_Set exercise_. Retype the material in full, keeping every word the same.
◆ ◆ ◆ ◆ ◆ ◆ ◆
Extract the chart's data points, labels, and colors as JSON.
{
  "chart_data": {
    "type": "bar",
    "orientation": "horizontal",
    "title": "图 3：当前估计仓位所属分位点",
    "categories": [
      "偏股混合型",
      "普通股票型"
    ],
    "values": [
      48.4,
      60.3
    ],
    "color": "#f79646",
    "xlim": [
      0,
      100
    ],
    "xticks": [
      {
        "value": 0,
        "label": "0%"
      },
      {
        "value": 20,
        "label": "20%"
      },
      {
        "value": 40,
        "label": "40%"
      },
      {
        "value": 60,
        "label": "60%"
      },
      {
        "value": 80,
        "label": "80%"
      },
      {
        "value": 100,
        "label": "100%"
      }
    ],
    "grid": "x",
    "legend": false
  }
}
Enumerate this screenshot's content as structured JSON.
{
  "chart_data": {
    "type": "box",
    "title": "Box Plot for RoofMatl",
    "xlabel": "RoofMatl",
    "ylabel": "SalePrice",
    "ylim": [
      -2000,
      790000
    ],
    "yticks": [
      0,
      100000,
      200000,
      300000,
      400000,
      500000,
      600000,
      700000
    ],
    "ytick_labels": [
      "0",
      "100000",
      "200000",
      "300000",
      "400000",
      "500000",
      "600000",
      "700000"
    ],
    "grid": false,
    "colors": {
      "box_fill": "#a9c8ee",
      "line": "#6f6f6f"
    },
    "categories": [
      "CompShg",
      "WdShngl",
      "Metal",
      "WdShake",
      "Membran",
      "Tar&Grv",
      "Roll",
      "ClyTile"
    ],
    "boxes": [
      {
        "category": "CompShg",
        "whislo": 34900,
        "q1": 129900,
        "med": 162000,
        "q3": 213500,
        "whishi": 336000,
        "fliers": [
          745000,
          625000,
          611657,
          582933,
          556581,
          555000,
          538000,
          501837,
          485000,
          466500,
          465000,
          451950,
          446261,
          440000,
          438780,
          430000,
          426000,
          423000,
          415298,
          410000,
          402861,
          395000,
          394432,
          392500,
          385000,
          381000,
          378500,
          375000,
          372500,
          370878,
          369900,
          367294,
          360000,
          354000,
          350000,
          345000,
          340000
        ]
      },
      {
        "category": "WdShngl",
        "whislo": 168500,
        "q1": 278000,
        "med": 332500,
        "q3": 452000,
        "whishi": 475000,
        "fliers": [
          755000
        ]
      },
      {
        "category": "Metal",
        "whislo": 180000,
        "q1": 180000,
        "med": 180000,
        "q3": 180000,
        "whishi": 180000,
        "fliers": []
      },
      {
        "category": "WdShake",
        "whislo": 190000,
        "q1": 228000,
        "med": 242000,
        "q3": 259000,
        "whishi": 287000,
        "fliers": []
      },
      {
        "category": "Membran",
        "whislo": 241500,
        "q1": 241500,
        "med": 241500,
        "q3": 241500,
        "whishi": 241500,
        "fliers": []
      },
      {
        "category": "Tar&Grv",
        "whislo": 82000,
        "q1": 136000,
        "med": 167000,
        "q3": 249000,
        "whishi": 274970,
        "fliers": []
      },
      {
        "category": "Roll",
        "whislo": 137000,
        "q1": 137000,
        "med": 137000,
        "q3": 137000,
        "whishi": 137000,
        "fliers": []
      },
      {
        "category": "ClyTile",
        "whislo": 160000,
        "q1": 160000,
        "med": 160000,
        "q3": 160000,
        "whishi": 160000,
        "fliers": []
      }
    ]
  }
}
◆ ◆ ◆ ◆ ◆ ◆ ◆
_Written reply_.
Extract the chart's data points, labels, and colors as JSON.
{
  "chart_data": {
    "type": "bar",
    "orientation": "horizontal",
    "title": "图 3：当前估计仓位所属分位点",
    "categories": [
      "偏股混合型",
      "普通股票型"
    ],
    "values": [
      48.4,
      60.3
    ],
    "color": "#f79646",
    "xlim": [
      0,
      100
    ],
    "xticks": [
      {
        "value": 0,
        "label": "0%"
      },
      {
        "value": 20,
        "label": "20%"
      },
      {
        "value": 40,
        "label": "40%"
      },
      {
        "value": 60,
        "label": "60%"
      },
      {
        "value": 80,
        "label": "80%"
      },
      {
        "value": 100,
        "label": "100%"
      }
    ],
    "grid": "x",
    "legend": false
  }
}
Enumerate this screenshot's content as structured JSON.
{
  "chart_data": {
    "type": "box",
    "title": "Box Plot for RoofMatl",
    "xlabel": "RoofMatl",
    "ylabel": "SalePrice",
    "ylim": [
      -2000,
      790000
    ],
    "yticks": [
      0,
      100000,
      200000,
      300000,
      400000,
      500000,
      600000,
      700000
    ],
    "ytick_labels": [
      "0",
      "100000",
      "200000",
      "300000",
      "400000",
      "500000",
      "600000",
      "700000"
    ],
    "grid": false,
    "colors": {
      "box_fill": "#a9c8ee",
      "line": "#6f6f6f"
    },
    "categories": [
      "CompShg",
      "WdShngl",
      "Metal",
      "WdShake",
      "Membran",
      "Tar&Grv",
      "Roll",
      "ClyTile"
    ],
    "boxes": [
      {
        "category": "CompShg",
        "whislo": 34900,
        "q1": 129900,
        "med": 162000,
        "q3": 213500,
        "whishi": 336000,
        "fliers": [
          745000,
          625000,
          611657,
          582933,
          556581,
          555000,
          538000,
          501837,
          485000,
          466500,
          465000,
          451950,
          446261,
          440000,
          438780,
          430000,
          426000,
          423000,
          415298,
          410000,
          402861,
          395000,
          394432,
          392500,
          385000,
          381000,
          378500,
          375000,
          372500,
          370878,
          369900,
          367294,
          360000,
          354000,
          350000,
          345000,
          340000
        ]
      },
      {
        "category": "WdShngl",
        "whislo": 168500,
        "q1": 278000,
        "med": 332500,
        "q3": 452000,
        "whishi": 475000,
        "fliers": [
          755000
        ]
      },
      {
        "category": "Metal",
        "whislo": 180000,
        "q1": 180000,
        "med": 180000,
        "q3": 180000,
        "whishi": 180000,
        "fliers": []
      },
      {
        "category": "WdShake",
        "whislo": 190000,
        "q1": 228000,
        "med": 242000,
        "q3": 259000,
        "whishi": 287000,
        "fliers": []
      },
      {
        "category": "Membran",
        "whislo": 241500,
        "q1": 241500,
        "med": 241500,
        "q3": 241500,
        "whishi": 241500,
        "fliers": []
      },
      {
        "category": "Tar&Grv",
        "whislo": 82000,
        "q1": 136000,
        "med": 167000,
        "q3": 249000,
        "whishi": 274970,
        "fliers": []
      },
      {
        "category": "Roll",
        "whislo": 137000,
        "q1": 137000,
        "med": 137000,
        "q3": 137000,
        "whishi": 137000,
        "fliers": []
      },
      {
        "category": "ClyTile",
        "whislo": 160000,
        "q1": 160000,
        "med": 160000,
        "q3": 160000,
        "whishi": 160000,
        "fliers": []
      }
    ]
  }
}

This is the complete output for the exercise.